Aim of the exercise.
Quote the entries word for word. Omit the pictures.

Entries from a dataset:
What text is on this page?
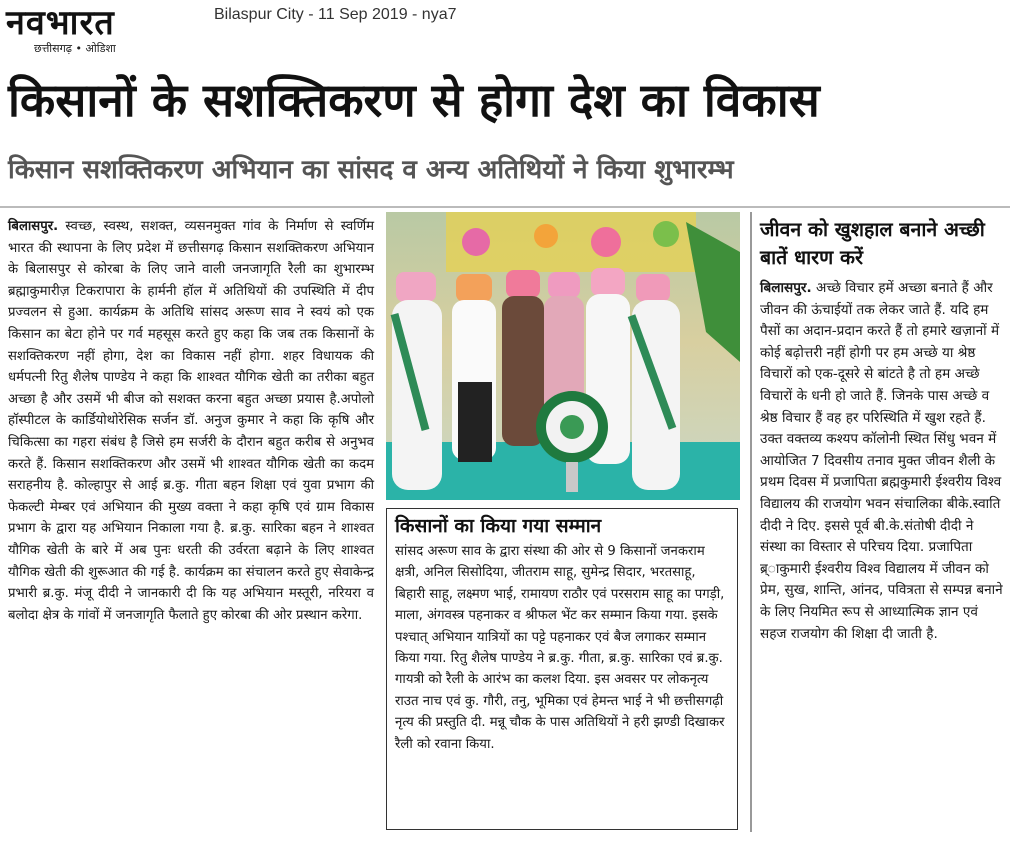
नवभारत
छत्तीसगढ़ • ओडिशा
Bilaspur City - 11 Sep 2019 - nya7
किसानों के सशक्तिकरण से होगा देश का विकास
किसान सशक्तिकरण अभियान का सांसद व अन्य अतिथियों ने किया शुभारम्भ
बिलासपुर. स्वच्छ, स्वस्थ, सशक्त, व्यसनमुक्त गांव के निर्माण से स्वर्णिम भारत की स्थापना के लिए प्रदेश में छत्तीसगढ़ किसान सशक्तिकरण अभियान के बिलासपुर से कोरबा के लिए जाने वाली जनजागृति रैली का शुभारम्भ ब्रह्माकुमारीज़ टिकरापारा के हार्मनी हॉल में अतिथियों की उपस्थिति में दीप प्रज्वलन से हुआ. कार्यक्रम के अतिथि सांसद अरूण साव ने स्वयं को एक किसान का बेटा होने पर गर्व महसूस करते हुए कहा कि जब तक किसानों के सशक्तिकरण नहीं होगा, देश का विकास नहीं होगा. शहर विधायक की धर्मपत्नी रितु शैलेष पाण्डेय ने कहा कि शाश्वत यौगिक खेती का तरीका बहुत अच्छा है और उसमें भी बीज को सशक्त करना बहुत अच्छा प्रयास है.अपोलो हॉस्पीटल के कार्डियोथोरेसिक सर्जन डॉ. अनुज कुमार ने कहा कि कृषि और चिकित्सा का गहरा संबंध है जिसे हम सर्जरी के दौरान बहुत करीब से अनुभव करते हैं. किसान सशक्तिकरण और उसमें भी शाश्वत यौगिक खेती का कदम सराहनीय है. कोल्हापुर से आई ब्र.कु. गीता बहन शिक्षा एवं युवा प्रभाग की फेकल्टी मेम्बर एवं अभियान की मुख्य वक्ता ने कहा कृषि एवं ग्राम विकास प्रभाग के द्वारा यह अभियान निकाला गया है. ब्र.कु. सारिका बहन ने शाश्वत यौगिक खेती के बारे में अब पुनः धरती की उर्वरता बढ़ाने के लिए शाश्वत यौगिक खेती की शुरूआत की गई है. कार्यक्रम का संचालन करते हुए सेवाकेन्द्र प्रभारी ब्र.कु. मंजू दीदी ने जानकारी दी कि यह अभियान मस्तूरी, नरियरा व बलोदा क्षेत्र के गांवों में जनजागृति फैलाते हुए कोरबा की ओर प्रस्थान करेगा.
किसानों का किया गया सम्मान
सांसद अरूण साव के द्वारा संस्था की ओर से 9 किसानों जनकराम क्षत्री, अनिल सिसोदिया, जीतराम साहू, सुमेन्द्र सिदार, भरतसाहू, बिहारी साहू, लक्ष्मण भाई, रामायण राठौर एवं परसराम साहू का पगड़ी, माला, अंगवस्त्र पहनाकर व श्रीफल भेंट कर सम्मान किया गया. इसके पश्चात् अभियान यात्रियों का पट्टे पहनाकर एवं बैज लगाकर सम्मान किया गया. रितु शैलेष पाण्डेय ने ब्र.कु. गीता, ब्र.कु. सारिका एवं ब्र.कु. गायत्री को रैली के आरंभ का कलश दिया. इस अवसर पर लोकनृत्य राउत नाच एवं कु. गौरी, तनु, भूमिका एवं हेमन्त भाई ने भी छत्तीसगढ़ी नृत्य की प्रस्तुति दी. मन्नू चौक के पास अतिथियों ने हरी झण्डी दिखाकर रैली को रवाना किया.
जीवन को खुशहाल बनाने अच्छी बातें धारण करें
बिलासपुर. अच्छे विचार हमें अच्छा बनाते हैं और जीवन की ऊंचाईयों तक लेकर जाते हैं. यदि हम पैसों का अदान-प्रदान करते हैं तो हमारे खज़ानों में कोई बढ़ोत्तरी नहीं होगी पर हम अच्छे या श्रेष्ठ विचारों को एक-दूसरे से बांटते है तो हम अच्छे विचारों के धनी हो जाते हैं. जिनके पास अच्छे व श्रेष्ठ विचार हैं वह हर परिस्थिति में खुश रहते हैं. उक्त वक्तव्य कश्यप कॉलोनी स्थित सिंधु भवन में आयोजित 7 दिवसीय तनाव मुक्त जीवन शैली के प्रथम दिवस में प्रजापिता ब्रह्मकुमारी ईश्वरीय विश्व विद्यालय की राजयोग भवन संचालिका बीके.स्वाति दीदी ने दिए. इससे पूर्व बी.के.संतोषी दीदी ने संस्था का विस्तार से परिचय दिया. प्रजापिता ब्र्ाकुमारी ईश्वरीय विश्व विद्यालय में जीवन को प्रेम, सुख, शान्ति, आंनद, पवित्रता से सम्पन्न बनाने के लिए नियमित रूप से आध्यात्मिक ज्ञान एवं सहज राजयोग की शिक्षा दी जाती है.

Correct output.
What text is on this page?
नवभारत
छत्तीसगढ़ • ओडिशा
Bilaspur City - 11 Sep 2019 - nya7
किसानों के सशक्तिकरण से होगा देश का विकास
किसान सशक्तिकरण अभियान का सांसद व अन्य अतिथियों ने किया शुभारम्भ
बिलासपुर. स्वच्छ, स्वस्थ, सशक्त, व्यसनमुक्त गांव के निर्माण से स्वर्णिम भारत की स्थापना के लिए प्रदेश में छत्तीसगढ़ किसान सशक्तिकरण अभियान के बिलासपुर से कोरबा के लिए जाने वाली जनजागृति रैली का शुभारम्भ ब्रह्माकुमारीज़ टिकरापारा के हार्मनी हॉल में अतिथियों की उपस्थिति में दीप प्रज्वलन से हुआ. कार्यक्रम के अतिथि सांसद अरूण साव ने स्वयं को एक किसान का बेटा होने पर गर्व महसूस करते हुए कहा कि जब तक किसानों के सशक्तिकरण नहीं होगा, देश का विकास नहीं होगा. शहर विधायक की धर्मपत्नी रितु शैलेष पाण्डेय ने कहा कि शाश्वत यौगिक खेती का तरीका बहुत अच्छा है और उसमें भी बीज को सशक्त करना बहुत अच्छा प्रयास है.अपोलो हॉस्पीटल के कार्डियोथोरेसिक सर्जन डॉ. अनुज कुमार ने कहा कि कृषि और चिकित्सा का गहरा संबंध है जिसे हम सर्जरी के दौरान बहुत करीब से अनुभव करते हैं. किसान सशक्तिकरण और उसमें भी शाश्वत यौगिक खेती का कदम सराहनीय है. कोल्हापुर से आई ब्र.कु. गीता बहन शिक्षा एवं युवा प्रभाग की फेकल्टी मेम्बर एवं अभियान की मुख्य वक्ता ने कहा कृषि एवं ग्राम विकास प्रभाग के द्वारा यह अभियान निकाला गया है. ब्र.कु. सारिका बहन ने शाश्वत यौगिक खेती के बारे में अब पुनः धरती की उर्वरता बढ़ाने के लिए शाश्वत यौगिक खेती की शुरूआत की गई है. कार्यक्रम का संचालन करते हुए सेवाकेन्द्र प्रभारी ब्र.कु. मंजू दीदी ने जानकारी दी कि यह अभियान मस्तूरी, नरियरा व बलोदा क्षेत्र के गांवों में जनजागृति फैलाते हुए कोरबा की ओर प्रस्थान करेगा.
किसानों का किया गया सम्मान
सांसद अरूण साव के द्वारा संस्था की ओर से 9 किसानों जनकराम क्षत्री, अनिल सिसोदिया, जीतराम साहू, सुमेन्द्र सिदार, भरतसाहू, बिहारी साहू, लक्ष्मण भाई, रामायण राठौर एवं परसराम साहू का पगड़ी, माला, अंगवस्त्र पहनाकर व श्रीफल भेंट कर सम्मान किया गया. इसके पश्चात् अभियान यात्रियों का पट्टे पहनाकर एवं बैज लगाकर सम्मान किया गया. रितु शैलेष पाण्डेय ने ब्र.कु. गीता, ब्र.कु. सारिका एवं ब्र.कु. गायत्री को रैली के आरंभ का कलश दिया. इस अवसर पर लोकनृत्य राउत नाच एवं कु. गौरी, तनु, भूमिका एवं हेमन्त भाई ने भी छत्तीसगढ़ी नृत्य की प्रस्तुति दी. मन्नू चौक के पास अतिथियों ने हरी झण्डी दिखाकर रैली को रवाना किया.
जीवन को खुशहाल बनाने अच्छी बातें धारण करें
बिलासपुर. अच्छे विचार हमें अच्छा बनाते हैं और जीवन की ऊंचाईयों तक लेकर जाते हैं. यदि हम पैसों का अदान-प्रदान करते हैं तो हमारे खज़ानों में कोई बढ़ोत्तरी नहीं होगी पर हम अच्छे या श्रेष्ठ विचारों को एक-दूसरे से बांटते है तो हम अच्छे विचारों के धनी हो जाते हैं. जिनके पास अच्छे व श्रेष्ठ विचार हैं वह हर परिस्थिति में खुश रहते हैं. उक्त वक्तव्य कश्यप कॉलोनी स्थित सिंधु भवन में आयोजित 7 दिवसीय तनाव मुक्त जीवन शैली के प्रथम दिवस में प्रजापिता ब्रह्मकुमारी ईश्वरीय विश्व विद्यालय की राजयोग भवन संचालिका बीके.स्वाति दीदी ने दिए. इससे पूर्व बी.के.संतोषी दीदी ने संस्था का विस्तार से परिचय दिया. प्रजापिता ब्र्ाकुमारी ईश्वरीय विश्व विद्यालय में जीवन को प्रेम, सुख, शान्ति, आंनद, पवित्रता से सम्पन्न बनाने के लिए नियमित रूप से आध्यात्मिक ज्ञान एवं सहज राजयोग की शिक्षा दी जाती है.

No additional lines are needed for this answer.